# [Brief]
Pull out every line containing the string "first".

======== Record excerpts ========

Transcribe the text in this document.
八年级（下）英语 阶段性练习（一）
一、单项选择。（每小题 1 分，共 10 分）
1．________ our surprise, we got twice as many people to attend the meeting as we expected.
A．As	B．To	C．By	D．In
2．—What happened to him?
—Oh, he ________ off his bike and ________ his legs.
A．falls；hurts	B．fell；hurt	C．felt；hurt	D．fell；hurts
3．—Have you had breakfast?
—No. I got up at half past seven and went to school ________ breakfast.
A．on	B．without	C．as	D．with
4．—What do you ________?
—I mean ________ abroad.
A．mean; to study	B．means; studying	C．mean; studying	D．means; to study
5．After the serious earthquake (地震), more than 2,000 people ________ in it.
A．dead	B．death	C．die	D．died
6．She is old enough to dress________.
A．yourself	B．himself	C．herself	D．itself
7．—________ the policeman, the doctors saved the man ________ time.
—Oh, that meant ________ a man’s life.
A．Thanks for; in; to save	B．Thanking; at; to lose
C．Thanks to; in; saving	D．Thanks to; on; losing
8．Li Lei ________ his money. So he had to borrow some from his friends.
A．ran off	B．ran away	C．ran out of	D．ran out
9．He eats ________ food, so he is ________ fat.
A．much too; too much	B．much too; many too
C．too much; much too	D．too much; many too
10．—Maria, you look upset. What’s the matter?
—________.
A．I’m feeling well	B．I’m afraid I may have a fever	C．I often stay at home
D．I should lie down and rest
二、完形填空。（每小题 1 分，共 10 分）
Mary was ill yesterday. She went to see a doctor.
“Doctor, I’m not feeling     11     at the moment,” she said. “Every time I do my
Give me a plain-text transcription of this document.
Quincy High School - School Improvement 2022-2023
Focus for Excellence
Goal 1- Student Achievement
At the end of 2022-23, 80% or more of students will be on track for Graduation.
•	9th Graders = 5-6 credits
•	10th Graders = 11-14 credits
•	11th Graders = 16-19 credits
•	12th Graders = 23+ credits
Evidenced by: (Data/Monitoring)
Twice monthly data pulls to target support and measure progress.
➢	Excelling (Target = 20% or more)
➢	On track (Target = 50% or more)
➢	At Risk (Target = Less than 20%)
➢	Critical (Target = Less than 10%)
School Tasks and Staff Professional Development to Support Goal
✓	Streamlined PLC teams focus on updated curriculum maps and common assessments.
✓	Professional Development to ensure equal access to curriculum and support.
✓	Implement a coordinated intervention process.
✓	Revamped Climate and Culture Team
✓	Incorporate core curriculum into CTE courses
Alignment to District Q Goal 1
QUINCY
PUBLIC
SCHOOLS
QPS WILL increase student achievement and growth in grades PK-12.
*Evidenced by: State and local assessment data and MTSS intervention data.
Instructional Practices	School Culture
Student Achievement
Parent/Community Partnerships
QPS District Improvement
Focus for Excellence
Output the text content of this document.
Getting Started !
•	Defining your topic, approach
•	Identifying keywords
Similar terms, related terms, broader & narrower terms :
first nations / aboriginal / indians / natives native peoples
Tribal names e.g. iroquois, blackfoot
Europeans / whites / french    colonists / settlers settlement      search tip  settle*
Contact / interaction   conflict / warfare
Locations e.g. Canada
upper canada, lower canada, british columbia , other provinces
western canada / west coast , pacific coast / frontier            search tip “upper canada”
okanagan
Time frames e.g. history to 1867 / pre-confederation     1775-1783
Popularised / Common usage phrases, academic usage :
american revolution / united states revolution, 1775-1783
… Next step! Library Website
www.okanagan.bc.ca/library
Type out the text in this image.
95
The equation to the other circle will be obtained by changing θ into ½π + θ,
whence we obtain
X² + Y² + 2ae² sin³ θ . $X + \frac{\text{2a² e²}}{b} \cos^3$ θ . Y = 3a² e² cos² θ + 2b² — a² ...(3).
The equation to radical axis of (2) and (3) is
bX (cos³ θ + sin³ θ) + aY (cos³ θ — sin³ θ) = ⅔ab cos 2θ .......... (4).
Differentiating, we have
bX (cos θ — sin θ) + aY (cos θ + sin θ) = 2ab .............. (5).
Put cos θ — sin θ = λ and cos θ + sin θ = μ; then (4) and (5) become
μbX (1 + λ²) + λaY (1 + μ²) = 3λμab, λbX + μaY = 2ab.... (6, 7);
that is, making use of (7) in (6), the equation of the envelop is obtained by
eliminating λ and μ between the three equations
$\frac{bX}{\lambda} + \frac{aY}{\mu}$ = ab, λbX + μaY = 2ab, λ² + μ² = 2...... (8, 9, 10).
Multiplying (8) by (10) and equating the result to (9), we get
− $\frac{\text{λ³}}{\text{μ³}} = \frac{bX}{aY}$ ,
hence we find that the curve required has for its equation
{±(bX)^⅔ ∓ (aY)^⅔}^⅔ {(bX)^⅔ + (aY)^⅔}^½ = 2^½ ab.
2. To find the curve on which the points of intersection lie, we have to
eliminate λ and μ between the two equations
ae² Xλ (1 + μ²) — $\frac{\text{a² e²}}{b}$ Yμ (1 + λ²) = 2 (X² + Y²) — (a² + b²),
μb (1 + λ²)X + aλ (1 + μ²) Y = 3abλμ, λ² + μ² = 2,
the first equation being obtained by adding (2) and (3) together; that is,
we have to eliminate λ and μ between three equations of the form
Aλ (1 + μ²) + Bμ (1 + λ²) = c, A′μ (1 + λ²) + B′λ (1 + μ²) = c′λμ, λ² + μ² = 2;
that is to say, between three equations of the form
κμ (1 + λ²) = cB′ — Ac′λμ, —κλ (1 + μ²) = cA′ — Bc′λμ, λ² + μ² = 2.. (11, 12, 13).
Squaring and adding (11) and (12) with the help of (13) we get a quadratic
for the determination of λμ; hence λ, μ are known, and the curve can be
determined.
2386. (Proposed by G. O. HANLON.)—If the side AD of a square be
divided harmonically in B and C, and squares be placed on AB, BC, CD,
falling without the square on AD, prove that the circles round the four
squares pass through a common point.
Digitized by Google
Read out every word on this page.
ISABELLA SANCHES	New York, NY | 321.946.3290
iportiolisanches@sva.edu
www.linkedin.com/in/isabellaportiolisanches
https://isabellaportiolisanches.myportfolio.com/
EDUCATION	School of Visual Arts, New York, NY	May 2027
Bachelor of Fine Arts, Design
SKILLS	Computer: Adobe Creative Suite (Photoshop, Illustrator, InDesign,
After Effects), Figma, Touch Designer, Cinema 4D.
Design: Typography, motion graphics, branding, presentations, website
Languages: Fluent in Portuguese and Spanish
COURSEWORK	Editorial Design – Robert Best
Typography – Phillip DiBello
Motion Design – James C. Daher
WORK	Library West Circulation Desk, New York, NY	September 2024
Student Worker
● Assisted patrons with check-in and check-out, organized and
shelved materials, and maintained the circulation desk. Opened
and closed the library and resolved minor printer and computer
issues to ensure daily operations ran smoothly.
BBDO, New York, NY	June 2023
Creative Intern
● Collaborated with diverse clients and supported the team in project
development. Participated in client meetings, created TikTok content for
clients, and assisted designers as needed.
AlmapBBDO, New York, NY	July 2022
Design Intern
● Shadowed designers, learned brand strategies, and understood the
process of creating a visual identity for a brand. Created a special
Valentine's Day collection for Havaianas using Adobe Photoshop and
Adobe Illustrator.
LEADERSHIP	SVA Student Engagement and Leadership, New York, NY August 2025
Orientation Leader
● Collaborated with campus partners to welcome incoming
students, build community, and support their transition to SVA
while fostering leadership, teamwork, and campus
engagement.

========

# [Exercise solution]
first nations / aboriginal / indians / natives native peoples
the first equation being obtained by adding (2) and (3) together; that is,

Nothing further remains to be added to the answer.